[Raw records]
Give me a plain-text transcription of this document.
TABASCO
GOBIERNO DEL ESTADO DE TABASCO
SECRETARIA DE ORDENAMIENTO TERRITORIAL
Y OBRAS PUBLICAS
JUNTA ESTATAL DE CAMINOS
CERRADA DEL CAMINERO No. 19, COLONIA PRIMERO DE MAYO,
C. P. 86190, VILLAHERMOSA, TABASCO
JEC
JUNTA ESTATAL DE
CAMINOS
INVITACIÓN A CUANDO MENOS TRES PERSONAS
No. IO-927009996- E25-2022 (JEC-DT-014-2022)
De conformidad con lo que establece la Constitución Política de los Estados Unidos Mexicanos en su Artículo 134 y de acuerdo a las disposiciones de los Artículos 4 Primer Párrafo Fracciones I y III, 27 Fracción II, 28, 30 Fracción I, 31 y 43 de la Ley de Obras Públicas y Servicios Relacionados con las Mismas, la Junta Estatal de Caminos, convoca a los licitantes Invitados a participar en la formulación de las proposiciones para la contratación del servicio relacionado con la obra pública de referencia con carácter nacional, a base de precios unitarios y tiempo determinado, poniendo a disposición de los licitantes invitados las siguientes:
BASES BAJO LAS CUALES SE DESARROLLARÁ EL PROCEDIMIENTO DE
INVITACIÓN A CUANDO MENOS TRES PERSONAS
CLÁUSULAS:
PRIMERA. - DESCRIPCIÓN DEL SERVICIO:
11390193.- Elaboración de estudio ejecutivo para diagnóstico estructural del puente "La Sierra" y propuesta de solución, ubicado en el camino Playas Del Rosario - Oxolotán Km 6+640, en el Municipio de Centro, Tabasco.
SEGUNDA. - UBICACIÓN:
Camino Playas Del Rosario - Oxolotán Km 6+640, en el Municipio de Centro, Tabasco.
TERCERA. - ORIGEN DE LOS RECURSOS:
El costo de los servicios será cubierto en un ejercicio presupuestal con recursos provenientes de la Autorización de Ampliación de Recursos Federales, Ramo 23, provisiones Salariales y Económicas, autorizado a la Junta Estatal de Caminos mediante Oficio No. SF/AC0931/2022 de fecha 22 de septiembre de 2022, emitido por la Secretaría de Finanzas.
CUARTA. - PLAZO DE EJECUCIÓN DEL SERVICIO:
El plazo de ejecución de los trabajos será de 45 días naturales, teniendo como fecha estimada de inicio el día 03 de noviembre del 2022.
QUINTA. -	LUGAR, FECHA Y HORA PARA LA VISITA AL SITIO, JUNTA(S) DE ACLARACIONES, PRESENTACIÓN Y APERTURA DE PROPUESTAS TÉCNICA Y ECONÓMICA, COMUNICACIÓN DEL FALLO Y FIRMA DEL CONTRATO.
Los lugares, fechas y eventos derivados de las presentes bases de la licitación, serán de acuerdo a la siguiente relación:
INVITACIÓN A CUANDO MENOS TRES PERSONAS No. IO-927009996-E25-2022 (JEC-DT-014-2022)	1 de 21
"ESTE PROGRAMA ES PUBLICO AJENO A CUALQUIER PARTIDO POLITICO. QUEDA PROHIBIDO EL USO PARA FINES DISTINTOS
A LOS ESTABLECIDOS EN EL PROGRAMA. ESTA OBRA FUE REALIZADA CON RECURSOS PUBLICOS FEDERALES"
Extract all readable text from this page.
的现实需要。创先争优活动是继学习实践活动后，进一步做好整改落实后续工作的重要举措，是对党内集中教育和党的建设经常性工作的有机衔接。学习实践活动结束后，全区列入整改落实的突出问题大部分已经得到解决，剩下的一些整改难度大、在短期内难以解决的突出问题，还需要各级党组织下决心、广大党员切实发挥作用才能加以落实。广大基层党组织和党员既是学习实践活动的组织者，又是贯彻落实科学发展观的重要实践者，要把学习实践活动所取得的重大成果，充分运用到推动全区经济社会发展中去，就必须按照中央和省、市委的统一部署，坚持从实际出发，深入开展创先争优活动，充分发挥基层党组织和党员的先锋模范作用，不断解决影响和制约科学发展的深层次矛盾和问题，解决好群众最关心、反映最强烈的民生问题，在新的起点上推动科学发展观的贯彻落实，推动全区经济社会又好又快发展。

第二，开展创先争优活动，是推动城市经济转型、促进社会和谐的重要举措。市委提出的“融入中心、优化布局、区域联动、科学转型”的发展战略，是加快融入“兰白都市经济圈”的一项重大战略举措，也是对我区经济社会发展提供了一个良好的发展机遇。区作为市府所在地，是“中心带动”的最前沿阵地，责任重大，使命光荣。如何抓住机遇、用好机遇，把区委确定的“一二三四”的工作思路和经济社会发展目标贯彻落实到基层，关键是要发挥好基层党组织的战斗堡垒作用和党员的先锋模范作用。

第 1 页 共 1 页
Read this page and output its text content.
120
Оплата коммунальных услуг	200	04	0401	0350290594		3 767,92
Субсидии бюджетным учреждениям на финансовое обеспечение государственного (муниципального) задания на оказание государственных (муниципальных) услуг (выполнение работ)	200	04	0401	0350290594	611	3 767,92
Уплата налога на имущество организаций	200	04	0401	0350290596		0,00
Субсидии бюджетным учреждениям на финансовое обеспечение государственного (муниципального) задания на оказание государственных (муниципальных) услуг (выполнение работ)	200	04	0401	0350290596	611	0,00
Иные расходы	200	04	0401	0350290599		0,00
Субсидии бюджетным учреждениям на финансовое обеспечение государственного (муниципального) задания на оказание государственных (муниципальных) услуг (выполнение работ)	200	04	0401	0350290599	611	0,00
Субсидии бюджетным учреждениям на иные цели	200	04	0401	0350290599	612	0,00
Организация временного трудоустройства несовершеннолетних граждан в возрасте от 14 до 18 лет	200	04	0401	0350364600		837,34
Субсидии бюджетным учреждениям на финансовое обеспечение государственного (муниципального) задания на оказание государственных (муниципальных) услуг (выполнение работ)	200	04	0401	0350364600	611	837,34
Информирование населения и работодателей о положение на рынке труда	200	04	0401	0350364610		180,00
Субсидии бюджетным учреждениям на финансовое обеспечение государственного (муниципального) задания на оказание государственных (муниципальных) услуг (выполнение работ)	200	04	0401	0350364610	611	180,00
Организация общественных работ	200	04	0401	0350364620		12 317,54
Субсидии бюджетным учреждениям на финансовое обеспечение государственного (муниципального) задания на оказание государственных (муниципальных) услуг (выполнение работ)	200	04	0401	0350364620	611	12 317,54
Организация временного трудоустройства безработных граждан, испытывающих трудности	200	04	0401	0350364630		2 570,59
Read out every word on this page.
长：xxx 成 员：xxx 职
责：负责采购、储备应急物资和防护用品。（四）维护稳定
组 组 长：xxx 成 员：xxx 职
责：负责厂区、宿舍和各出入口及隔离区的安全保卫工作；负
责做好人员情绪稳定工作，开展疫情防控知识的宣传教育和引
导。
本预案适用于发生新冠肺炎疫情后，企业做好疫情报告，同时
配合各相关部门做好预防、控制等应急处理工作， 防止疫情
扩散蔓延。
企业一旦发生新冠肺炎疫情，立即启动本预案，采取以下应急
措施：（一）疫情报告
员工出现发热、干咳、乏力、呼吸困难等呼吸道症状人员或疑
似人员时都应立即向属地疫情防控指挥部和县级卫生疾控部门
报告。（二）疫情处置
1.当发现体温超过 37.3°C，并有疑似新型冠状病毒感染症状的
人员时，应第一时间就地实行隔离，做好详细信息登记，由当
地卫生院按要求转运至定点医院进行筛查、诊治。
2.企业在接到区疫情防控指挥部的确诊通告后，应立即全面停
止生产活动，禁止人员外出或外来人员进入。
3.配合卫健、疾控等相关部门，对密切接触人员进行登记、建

YOUR TASK:
Retype all the material above precisely, with no line left out.

ANSWER TO THE TASK:
Give me a plain-text transcription of this document.
TABASCO
GOBIERNO DEL ESTADO DE TABASCO
SECRETARIA DE ORDENAMIENTO TERRITORIAL
Y OBRAS PUBLICAS
JUNTA ESTATAL DE CAMINOS
CERRADA DEL CAMINERO No. 19, COLONIA PRIMERO DE MAYO,
C. P. 86190, VILLAHERMOSA, TABASCO
JEC
JUNTA ESTATAL DE
CAMINOS
INVITACIÓN A CUANDO MENOS TRES PERSONAS
No. IO-927009996- E25-2022 (JEC-DT-014-2022)
De conformidad con lo que establece la Constitución Política de los Estados Unidos Mexicanos en su Artículo 134 y de acuerdo a las disposiciones de los Artículos 4 Primer Párrafo Fracciones I y III, 27 Fracción II, 28, 30 Fracción I, 31 y 43 de la Ley de Obras Públicas y Servicios Relacionados con las Mismas, la Junta Estatal de Caminos, convoca a los licitantes Invitados a participar en la formulación de las proposiciones para la contratación del servicio relacionado con la obra pública de referencia con carácter nacional, a base de precios unitarios y tiempo determinado, poniendo a disposición de los licitantes invitados las siguientes:
BASES BAJO LAS CUALES SE DESARROLLARÁ EL PROCEDIMIENTO DE
INVITACIÓN A CUANDO MENOS TRES PERSONAS
CLÁUSULAS:
PRIMERA. - DESCRIPCIÓN DEL SERVICIO:
11390193.- Elaboración de estudio ejecutivo para diagnóstico estructural del puente "La Sierra" y propuesta de solución, ubicado en el camino Playas Del Rosario - Oxolotán Km 6+640, en el Municipio de Centro, Tabasco.
SEGUNDA. - UBICACIÓN:
Camino Playas Del Rosario - Oxolotán Km 6+640, en el Municipio de Centro, Tabasco.
TERCERA. - ORIGEN DE LOS RECURSOS:
El costo de los servicios será cubierto en un ejercicio presupuestal con recursos provenientes de la Autorización de Ampliación de Recursos Federales, Ramo 23, provisiones Salariales y Económicas, autorizado a la Junta Estatal de Caminos mediante Oficio No. SF/AC0931/2022 de fecha 22 de septiembre de 2022, emitido por la Secretaría de Finanzas.
CUARTA. - PLAZO DE EJECUCIÓN DEL SERVICIO:
El plazo de ejecución de los trabajos será de 45 días naturales, teniendo como fecha estimada de inicio el día 03 de noviembre del 2022.
QUINTA. -	LUGAR, FECHA Y HORA PARA LA VISITA AL SITIO, JUNTA(S) DE ACLARACIONES, PRESENTACIÓN Y APERTURA DE PROPUESTAS TÉCNICA Y ECONÓMICA, COMUNICACIÓN DEL FALLO Y FIRMA DEL CONTRATO.
Los lugares, fechas y eventos derivados de las presentes bases de la licitación, serán de acuerdo a la siguiente relación:
INVITACIÓN A CUANDO MENOS TRES PERSONAS No. IO-927009996-E25-2022 (JEC-DT-014-2022)	1 de 21
"ESTE PROGRAMA ES PUBLICO AJENO A CUALQUIER PARTIDO POLITICO. QUEDA PROHIBIDO EL USO PARA FINES DISTINTOS
A LOS ESTABLECIDOS EN EL PROGRAMA. ESTA OBRA FUE REALIZADA CON RECURSOS PUBLICOS FEDERALES"
Extract all readable text from this page.
的现实需要。创先争优活动是继学习实践活动后，进一步做好整改落实后续工作的重要举措，是对党内集中教育和党的建设经常性工作的有机衔接。学习实践活动结束后，全区列入整改落实的突出问题大部分已经得到解决，剩下的一些整改难度大、在短期内难以解决的突出问题，还需要各级党组织下决心、广大党员切实发挥作用才能加以落实。广大基层党组织和党员既是学习实践活动的组织者，又是贯彻落实科学发展观的重要实践者，要把学习实践活动所取得的重大成果，充分运用到推动全区经济社会发展中去，就必须按照中央和省、市委的统一部署，坚持从实际出发，深入开展创先争优活动，充分发挥基层党组织和党员的先锋模范作用，不断解决影响和制约科学发展的深层次矛盾和问题，解决好群众最关心、反映最强烈的民生问题，在新的起点上推动科学发展观的贯彻落实，推动全区经济社会又好又快发展。

第二，开展创先争优活动，是推动城市经济转型、促进社会和谐的重要举措。市委提出的“融入中心、优化布局、区域联动、科学转型”的发展战略，是加快融入“兰白都市经济圈”的一项重大战略举措，也是对我区经济社会发展提供了一个良好的发展机遇。区作为市府所在地，是“中心带动”的最前沿阵地，责任重大，使命光荣。如何抓住机遇、用好机遇，把区委确定的“一二三四”的工作思路和经济社会发展目标贯彻落实到基层，关键是要发挥好基层党组织的战斗堡垒作用和党员的先锋模范作用。

第 1 页 共 1 页
Read this page and output its text content.
120
Оплата коммунальных услуг	200	04	0401	0350290594		3 767,92
Субсидии бюджетным учреждениям на финансовое обеспечение государственного (муниципального) задания на оказание государственных (муниципальных) услуг (выполнение работ)	200	04	0401	0350290594	611	3 767,92
Уплата налога на имущество организаций	200	04	0401	0350290596		0,00
Субсидии бюджетным учреждениям на финансовое обеспечение государственного (муниципального) задания на оказание государственных (муниципальных) услуг (выполнение работ)	200	04	0401	0350290596	611	0,00
Иные расходы	200	04	0401	0350290599		0,00
Субсидии бюджетным учреждениям на финансовое обеспечение государственного (муниципального) задания на оказание государственных (муниципальных) услуг (выполнение работ)	200	04	0401	0350290599	611	0,00
Субсидии бюджетным учреждениям на иные цели	200	04	0401	0350290599	612	0,00
Организация временного трудоустройства несовершеннолетних граждан в возрасте от 14 до 18 лет	200	04	0401	0350364600		837,34
Субсидии бюджетным учреждениям на финансовое обеспечение государственного (муниципального) задания на оказание государственных (муниципальных) услуг (выполнение работ)	200	04	0401	0350364600	611	837,34
Информирование населения и работодателей о положение на рынке труда	200	04	0401	0350364610		180,00
Субсидии бюджетным учреждениям на финансовое обеспечение государственного (муниципального) задания на оказание государственных (муниципальных) услуг (выполнение работ)	200	04	0401	0350364610	611	180,00
Организация общественных работ	200	04	0401	0350364620		12 317,54
Субсидии бюджетным учреждениям на финансовое обеспечение государственного (муниципального) задания на оказание государственных (муниципальных) услуг (выполнение работ)	200	04	0401	0350364620	611	12 317,54
Организация временного трудоустройства безработных граждан, испытывающих трудности	200	04	0401	0350364630		2 570,59
Read out every word on this page.
长：xxx 成 员：xxx 职
责：负责采购、储备应急物资和防护用品。（四）维护稳定
组 组 长：xxx 成 员：xxx 职
责：负责厂区、宿舍和各出入口及隔离区的安全保卫工作；负
责做好人员情绪稳定工作，开展疫情防控知识的宣传教育和引
导。
本预案适用于发生新冠肺炎疫情后，企业做好疫情报告，同时
配合各相关部门做好预防、控制等应急处理工作， 防止疫情
扩散蔓延。
企业一旦发生新冠肺炎疫情，立即启动本预案，采取以下应急
措施：（一）疫情报告
员工出现发热、干咳、乏力、呼吸困难等呼吸道症状人员或疑
似人员时都应立即向属地疫情防控指挥部和县级卫生疾控部门
报告。（二）疫情处置
1.当发现体温超过 37.3°C，并有疑似新型冠状病毒感染症状的
人员时，应第一时间就地实行隔离，做好详细信息登记，由当
地卫生院按要求转运至定点医院进行筛查、诊治。
2.企业在接到区疫情防控指挥部的确诊通告后，应立即全面停
止生产活动，禁止人员外出或外来人员进入。
3.配合卫健、疾控等相关部门，对密切接触人员进行登记、建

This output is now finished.